▸ ITEMS
+--

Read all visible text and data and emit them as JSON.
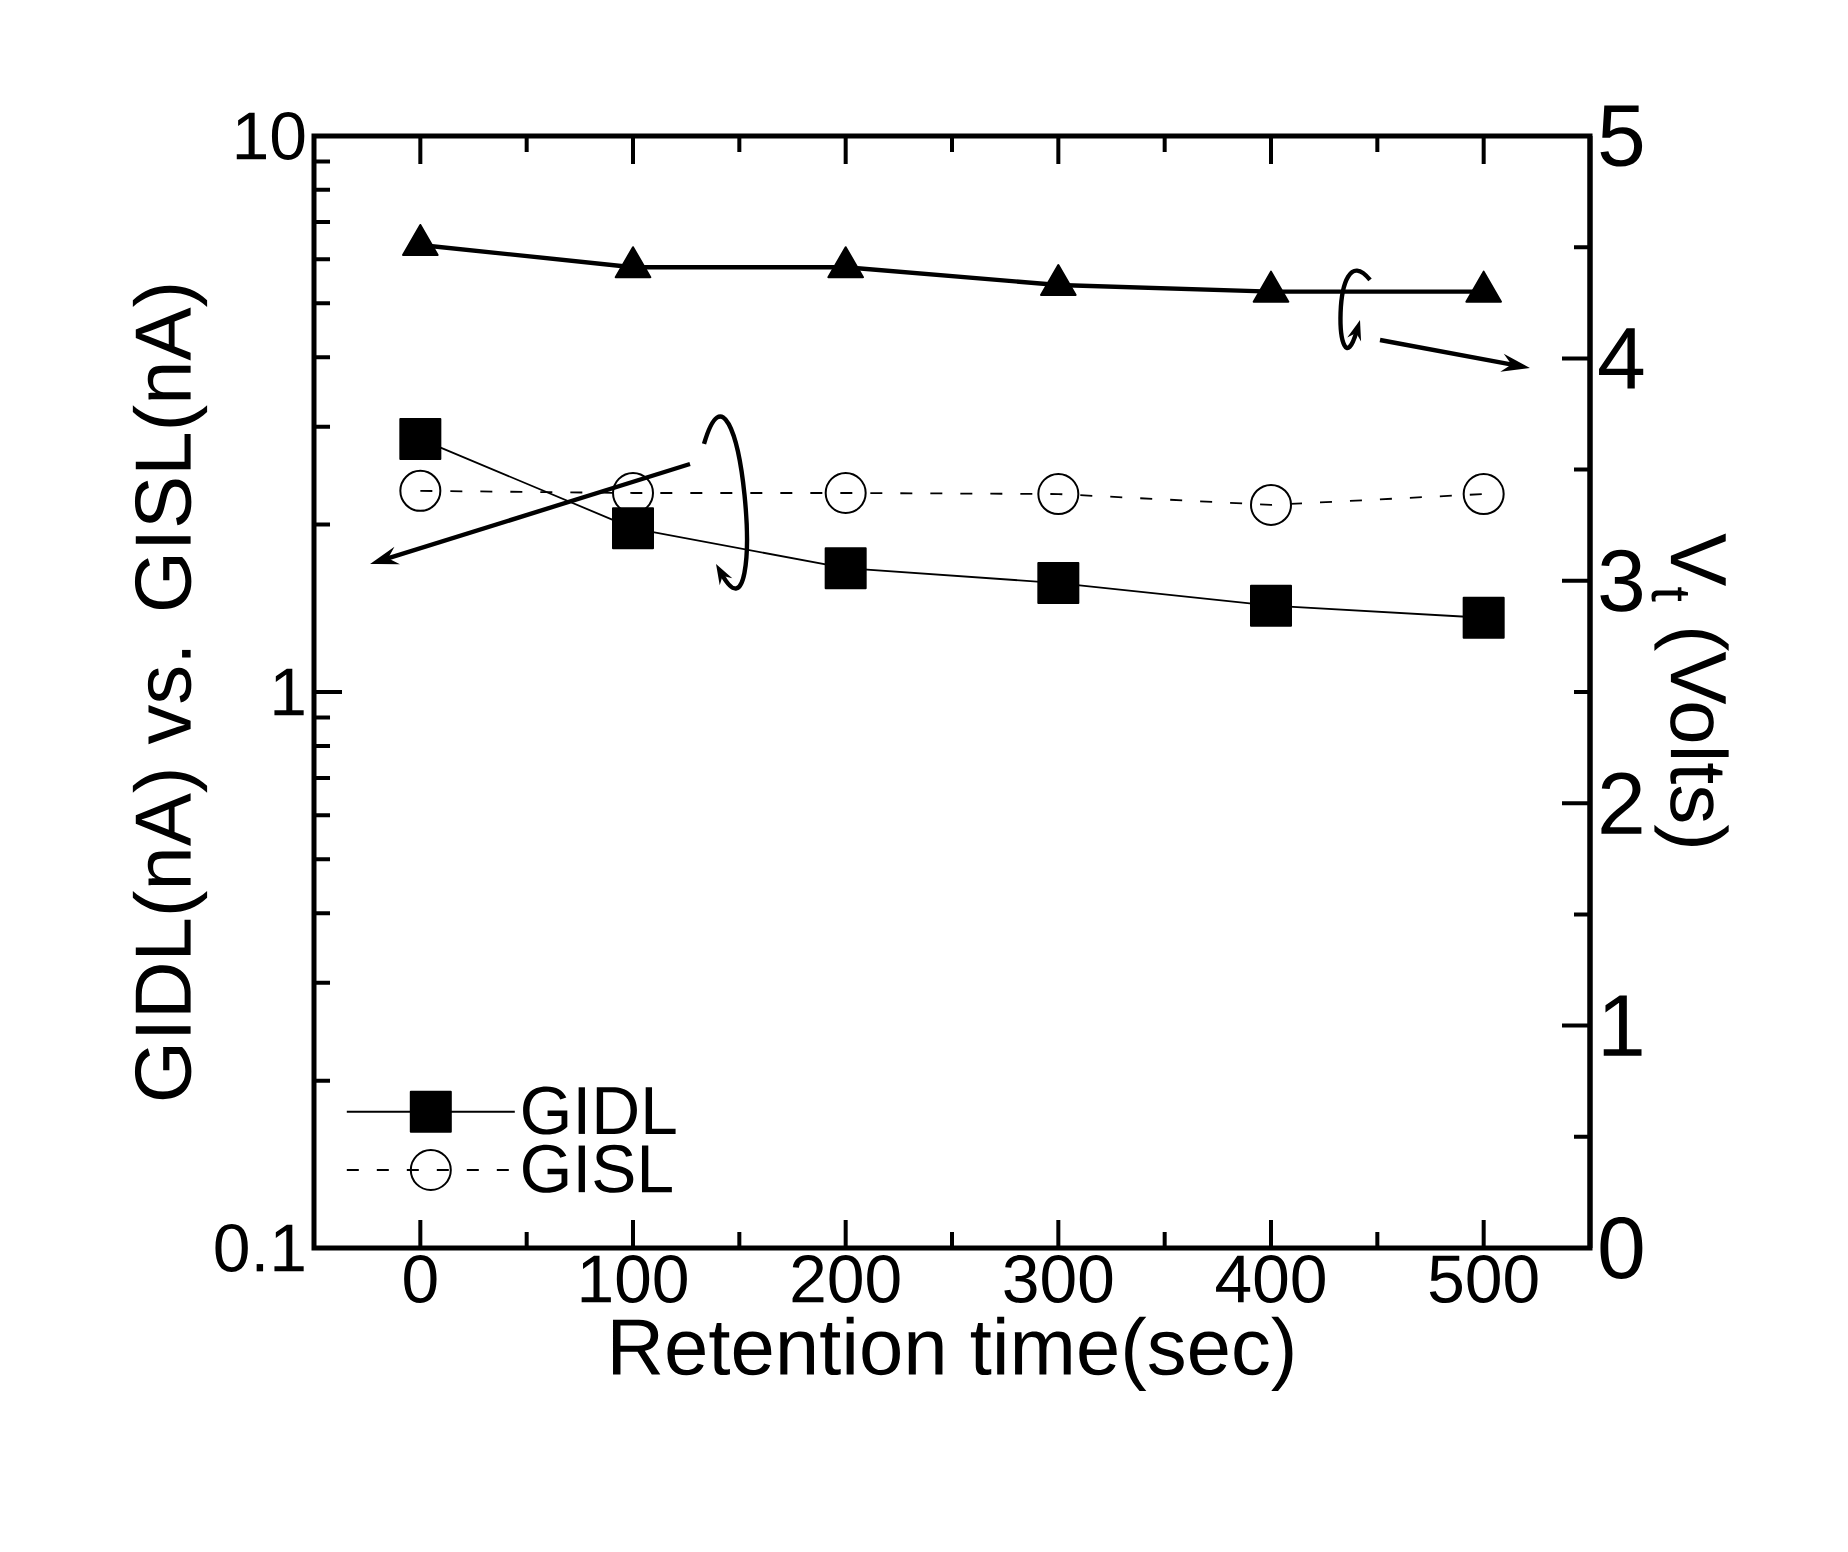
{
  "chart_data": {
    "type": "line",
    "xlabel": "Retention time(sec)",
    "ylabel": "GIDL(nA) vs. GISL(nA)",
    "y2label": "V$_{t}$ (Volts)",
    "x": [
      0,
      100,
      200,
      300,
      400,
      500
    ],
    "series": [
      {
        "name": "GIDL",
        "color": "#000000",
        "marker": "square",
        "line_style": "solid",
        "values": [
          2.85,
          1.97,
          1.67,
          1.57,
          1.43,
          1.36
        ]
      },
      {
        "name": "GISL",
        "color": "#000000",
        "marker": "circle",
        "line_style": "dashed",
        "values": [
          2.3,
          2.28,
          2.28,
          2.27,
          2.17,
          2.27
        ]
      },
      {
        "color": "#000000",
        "marker": "triangle",
        "line_style": "solid",
        "axis": "y2",
        "values": [
          4.51,
          4.41,
          4.41,
          4.33,
          4.3,
          4.3
        ]
      }
    ],
    "xlim": [
      -50,
      550
    ],
    "xticks": [
      0,
      100,
      200,
      300,
      400,
      500
    ],
    "log": "y",
    "ylim": [
      0.1,
      10
    ],
    "yticks": [
      0.1,
      1,
      10
    ],
    "y2lim": [
      0,
      5
    ],
    "y2ticks": [
      0,
      1,
      2,
      3,
      4,
      5
    ],
    "grid": false,
    "legend": "bottom left"
  }
}
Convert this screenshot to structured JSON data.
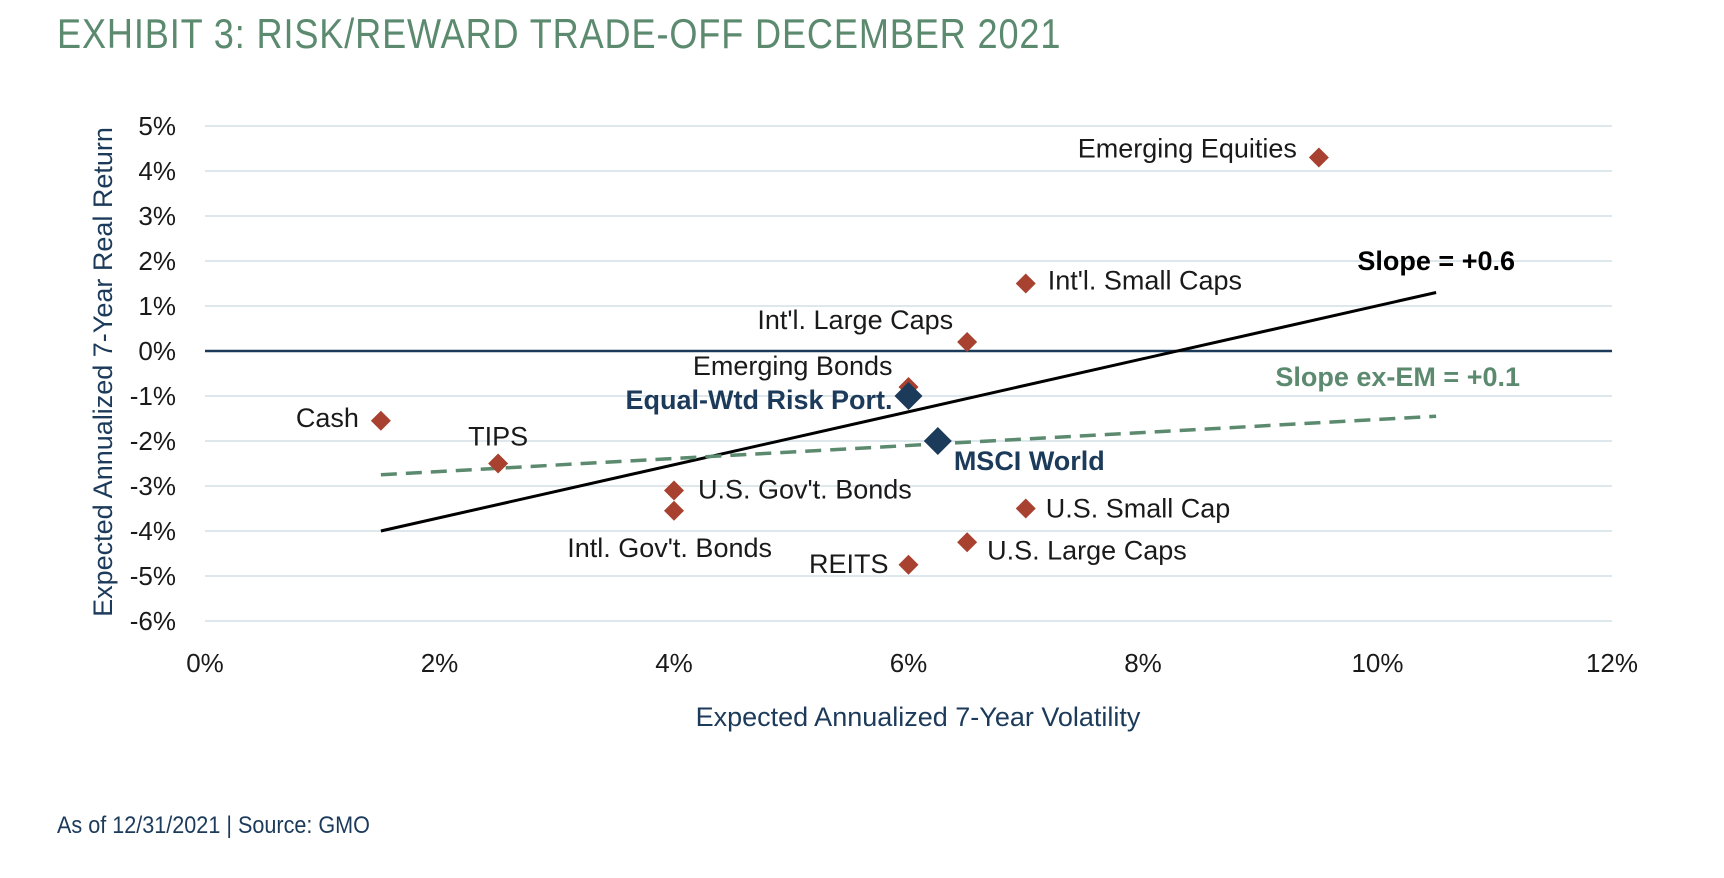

+--

▸ GIVEN EXERCISE
Say how many lines of the listing above contain "marker", with no other words.

▸ REPLY
3